### Data supplied
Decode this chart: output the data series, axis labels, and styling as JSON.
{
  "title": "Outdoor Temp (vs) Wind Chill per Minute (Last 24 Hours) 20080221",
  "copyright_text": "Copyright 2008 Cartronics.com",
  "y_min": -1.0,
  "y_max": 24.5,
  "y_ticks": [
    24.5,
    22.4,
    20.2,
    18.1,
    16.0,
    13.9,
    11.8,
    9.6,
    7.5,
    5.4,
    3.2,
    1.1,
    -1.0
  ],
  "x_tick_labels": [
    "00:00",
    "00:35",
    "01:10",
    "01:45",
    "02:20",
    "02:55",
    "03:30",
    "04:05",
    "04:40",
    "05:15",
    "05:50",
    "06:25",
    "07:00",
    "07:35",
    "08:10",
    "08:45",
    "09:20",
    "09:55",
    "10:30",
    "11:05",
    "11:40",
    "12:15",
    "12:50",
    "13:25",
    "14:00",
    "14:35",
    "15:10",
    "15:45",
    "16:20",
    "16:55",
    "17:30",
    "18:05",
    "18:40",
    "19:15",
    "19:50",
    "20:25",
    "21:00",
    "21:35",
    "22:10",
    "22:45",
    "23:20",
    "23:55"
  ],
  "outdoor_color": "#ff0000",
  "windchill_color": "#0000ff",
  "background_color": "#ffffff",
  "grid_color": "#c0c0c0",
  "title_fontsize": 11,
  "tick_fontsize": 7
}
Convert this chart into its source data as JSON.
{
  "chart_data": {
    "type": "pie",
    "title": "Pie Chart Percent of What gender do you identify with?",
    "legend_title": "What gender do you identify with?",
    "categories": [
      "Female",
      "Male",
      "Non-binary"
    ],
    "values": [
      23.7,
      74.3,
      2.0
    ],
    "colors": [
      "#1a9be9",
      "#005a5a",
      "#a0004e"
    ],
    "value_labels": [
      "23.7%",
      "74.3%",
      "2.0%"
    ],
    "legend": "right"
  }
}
######
Pull out all lines of the data with the string "identify".

■ **Response to the task**
    "title": "Pie Chart Percent of What gender do you identify with?",
    "legend_title": "What gender do you identify with?",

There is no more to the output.